### Exercise instructions:
Extract every entry word for word.

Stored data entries

· · · · · · ·

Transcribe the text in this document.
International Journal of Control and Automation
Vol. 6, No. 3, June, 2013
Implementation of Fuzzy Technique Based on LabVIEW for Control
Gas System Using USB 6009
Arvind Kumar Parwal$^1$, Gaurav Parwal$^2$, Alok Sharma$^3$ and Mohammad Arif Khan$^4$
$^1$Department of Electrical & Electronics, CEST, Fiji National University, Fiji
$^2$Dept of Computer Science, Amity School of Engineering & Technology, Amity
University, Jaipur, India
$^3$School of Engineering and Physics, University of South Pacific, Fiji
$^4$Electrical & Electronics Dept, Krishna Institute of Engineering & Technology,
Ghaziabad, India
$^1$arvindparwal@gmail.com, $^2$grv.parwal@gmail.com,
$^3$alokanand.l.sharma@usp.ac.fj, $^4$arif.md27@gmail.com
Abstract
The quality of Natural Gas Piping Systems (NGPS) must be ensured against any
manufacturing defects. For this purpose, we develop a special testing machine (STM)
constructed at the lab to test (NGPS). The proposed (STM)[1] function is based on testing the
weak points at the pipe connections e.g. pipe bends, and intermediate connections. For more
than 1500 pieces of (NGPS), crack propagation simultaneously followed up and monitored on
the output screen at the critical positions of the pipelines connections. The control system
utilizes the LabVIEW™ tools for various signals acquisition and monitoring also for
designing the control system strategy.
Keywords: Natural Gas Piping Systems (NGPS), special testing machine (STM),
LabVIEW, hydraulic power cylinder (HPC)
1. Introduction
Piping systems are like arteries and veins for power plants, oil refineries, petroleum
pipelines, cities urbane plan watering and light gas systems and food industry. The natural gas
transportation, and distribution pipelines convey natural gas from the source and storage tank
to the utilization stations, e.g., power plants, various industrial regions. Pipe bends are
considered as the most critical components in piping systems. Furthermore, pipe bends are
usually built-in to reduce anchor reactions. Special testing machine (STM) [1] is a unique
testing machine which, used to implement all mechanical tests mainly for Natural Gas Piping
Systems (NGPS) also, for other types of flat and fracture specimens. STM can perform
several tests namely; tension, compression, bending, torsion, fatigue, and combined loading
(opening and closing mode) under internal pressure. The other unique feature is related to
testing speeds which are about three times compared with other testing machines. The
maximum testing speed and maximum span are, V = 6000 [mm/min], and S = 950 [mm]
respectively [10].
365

· · · · · · ·

### Problem solution:
Transcribe the text in this document.
International Journal of Control and Automation
Vol. 6, No. 3, June, 2013
Implementation of Fuzzy Technique Based on LabVIEW for Control
Gas System Using USB 6009
Arvind Kumar Parwal$^1$, Gaurav Parwal$^2$, Alok Sharma$^3$ and Mohammad Arif Khan$^4$
$^1$Department of Electrical & Electronics, CEST, Fiji National University, Fiji
$^2$Dept of Computer Science, Amity School of Engineering & Technology, Amity
University, Jaipur, India
$^3$School of Engineering and Physics, University of South Pacific, Fiji
$^4$Electrical & Electronics Dept, Krishna Institute of Engineering & Technology,
Ghaziabad, India
$^1$arvindparwal@gmail.com, $^2$grv.parwal@gmail.com,
$^3$alokanand.l.sharma@usp.ac.fj, $^4$arif.md27@gmail.com
Abstract
The quality of Natural Gas Piping Systems (NGPS) must be ensured against any
manufacturing defects. For this purpose, we develop a special testing machine (STM)
constructed at the lab to test (NGPS). The proposed (STM)[1] function is based on testing the
weak points at the pipe connections e.g. pipe bends, and intermediate connections. For more
than 1500 pieces of (NGPS), crack propagation simultaneously followed up and monitored on
the output screen at the critical positions of the pipelines connections. The control system
utilizes the LabVIEW™ tools for various signals acquisition and monitoring also for
designing the control system strategy.
Keywords: Natural Gas Piping Systems (NGPS), special testing machine (STM),
LabVIEW, hydraulic power cylinder (HPC)
1. Introduction
Piping systems are like arteries and veins for power plants, oil refineries, petroleum
pipelines, cities urbane plan watering and light gas systems and food industry. The natural gas
transportation, and distribution pipelines convey natural gas from the source and storage tank
to the utilization stations, e.g., power plants, various industrial regions. Pipe bends are
considered as the most critical components in piping systems. Furthermore, pipe bends are
usually built-in to reduce anchor reactions. Special testing machine (STM) [1] is a unique
testing machine which, used to implement all mechanical tests mainly for Natural Gas Piping
Systems (NGPS) also, for other types of flat and fracture specimens. STM can perform
several tests namely; tension, compression, bending, torsion, fatigue, and combined loading
(opening and closing mode) under internal pressure. The other unique feature is related to
testing speeds which are about three times compared with other testing machines. The
maximum testing speed and maximum span are, V = 6000 [mm/min], and S = 950 [mm]
respectively [10].
365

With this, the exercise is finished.